Repeat each line of the material exactly.

(Saved data entries)
***

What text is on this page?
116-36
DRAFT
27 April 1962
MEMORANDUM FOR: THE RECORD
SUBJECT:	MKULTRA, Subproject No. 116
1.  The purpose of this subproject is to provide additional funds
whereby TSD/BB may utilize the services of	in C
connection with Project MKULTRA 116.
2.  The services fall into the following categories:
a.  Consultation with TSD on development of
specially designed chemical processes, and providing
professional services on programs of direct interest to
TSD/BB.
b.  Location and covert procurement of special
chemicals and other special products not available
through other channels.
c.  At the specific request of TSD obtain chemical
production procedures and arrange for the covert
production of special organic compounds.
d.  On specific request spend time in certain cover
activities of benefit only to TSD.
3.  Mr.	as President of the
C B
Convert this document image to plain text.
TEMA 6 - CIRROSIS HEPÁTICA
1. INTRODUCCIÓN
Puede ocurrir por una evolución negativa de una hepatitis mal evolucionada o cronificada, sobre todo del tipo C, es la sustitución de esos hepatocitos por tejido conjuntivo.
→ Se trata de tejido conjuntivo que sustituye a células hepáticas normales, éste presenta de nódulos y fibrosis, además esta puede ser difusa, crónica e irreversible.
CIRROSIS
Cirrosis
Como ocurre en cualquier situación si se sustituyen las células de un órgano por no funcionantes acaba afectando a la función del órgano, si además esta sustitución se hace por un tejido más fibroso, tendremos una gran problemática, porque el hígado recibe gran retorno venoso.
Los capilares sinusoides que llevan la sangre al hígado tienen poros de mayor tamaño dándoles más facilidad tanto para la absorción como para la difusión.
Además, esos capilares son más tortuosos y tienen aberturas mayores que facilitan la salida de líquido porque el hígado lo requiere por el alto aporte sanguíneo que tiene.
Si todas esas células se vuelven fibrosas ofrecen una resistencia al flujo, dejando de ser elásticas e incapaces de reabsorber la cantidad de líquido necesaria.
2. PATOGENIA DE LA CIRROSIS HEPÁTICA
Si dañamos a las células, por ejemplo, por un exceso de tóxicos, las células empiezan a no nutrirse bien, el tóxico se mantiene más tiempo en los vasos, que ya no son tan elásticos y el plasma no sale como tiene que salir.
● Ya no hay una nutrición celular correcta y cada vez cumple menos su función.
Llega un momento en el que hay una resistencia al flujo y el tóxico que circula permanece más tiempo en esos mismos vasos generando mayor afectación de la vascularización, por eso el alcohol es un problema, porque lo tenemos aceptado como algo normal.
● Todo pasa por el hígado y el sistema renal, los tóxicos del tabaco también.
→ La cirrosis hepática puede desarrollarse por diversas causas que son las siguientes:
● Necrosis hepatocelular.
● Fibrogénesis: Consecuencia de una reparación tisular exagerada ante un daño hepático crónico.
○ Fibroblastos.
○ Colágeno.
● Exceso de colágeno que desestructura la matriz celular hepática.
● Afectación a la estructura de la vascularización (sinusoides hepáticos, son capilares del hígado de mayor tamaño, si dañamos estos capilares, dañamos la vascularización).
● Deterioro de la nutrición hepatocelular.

***

* _ANSWER IN FULL_:
What text is on this page?
116-36
DRAFT
27 April 1962
MEMORANDUM FOR: THE RECORD
SUBJECT:	MKULTRA, Subproject No. 116
1.  The purpose of this subproject is to provide additional funds
whereby TSD/BB may utilize the services of	in C
connection with Project MKULTRA 116.
2.  The services fall into the following categories:
a.  Consultation with TSD on development of
specially designed chemical processes, and providing
professional services on programs of direct interest to
TSD/BB.
b.  Location and covert procurement of special
chemicals and other special products not available
through other channels.
c.  At the specific request of TSD obtain chemical
production procedures and arrange for the covert
production of special organic compounds.
d.  On specific request spend time in certain cover
activities of benefit only to TSD.
3.  Mr.	as President of the
C B
Convert this document image to plain text.
TEMA 6 - CIRROSIS HEPÁTICA
1. INTRODUCCIÓN
Puede ocurrir por una evolución negativa de una hepatitis mal evolucionada o cronificada, sobre todo del tipo C, es la sustitución de esos hepatocitos por tejido conjuntivo.
→ Se trata de tejido conjuntivo que sustituye a células hepáticas normales, éste presenta de nódulos y fibrosis, además esta puede ser difusa, crónica e irreversible.
CIRROSIS
Cirrosis
Como ocurre en cualquier situación si se sustituyen las células de un órgano por no funcionantes acaba afectando a la función del órgano, si además esta sustitución se hace por un tejido más fibroso, tendremos una gran problemática, porque el hígado recibe gran retorno venoso.
Los capilares sinusoides que llevan la sangre al hígado tienen poros de mayor tamaño dándoles más facilidad tanto para la absorción como para la difusión.
Además, esos capilares son más tortuosos y tienen aberturas mayores que facilitan la salida de líquido porque el hígado lo requiere por el alto aporte sanguíneo que tiene.
Si todas esas células se vuelven fibrosas ofrecen una resistencia al flujo, dejando de ser elásticas e incapaces de reabsorber la cantidad de líquido necesaria.
2. PATOGENIA DE LA CIRROSIS HEPÁTICA
Si dañamos a las células, por ejemplo, por un exceso de tóxicos, las células empiezan a no nutrirse bien, el tóxico se mantiene más tiempo en los vasos, que ya no son tan elásticos y el plasma no sale como tiene que salir.
● Ya no hay una nutrición celular correcta y cada vez cumple menos su función.
Llega un momento en el que hay una resistencia al flujo y el tóxico que circula permanece más tiempo en esos mismos vasos generando mayor afectación de la vascularización, por eso el alcohol es un problema, porque lo tenemos aceptado como algo normal.
● Todo pasa por el hígado y el sistema renal, los tóxicos del tabaco también.
→ La cirrosis hepática puede desarrollarse por diversas causas que son las siguientes:
● Necrosis hepatocelular.
● Fibrogénesis: Consecuencia de una reparación tisular exagerada ante un daño hepático crónico.
○ Fibroblastos.
○ Colágeno.
● Exceso de colágeno que desestructura la matriz celular hepática.
● Afectación a la estructura de la vascularización (sinusoides hepáticos, son capilares del hígado de mayor tamaño, si dañamos estos capilares, dañamos la vascularización).
● Deterioro de la nutrición hepatocelular.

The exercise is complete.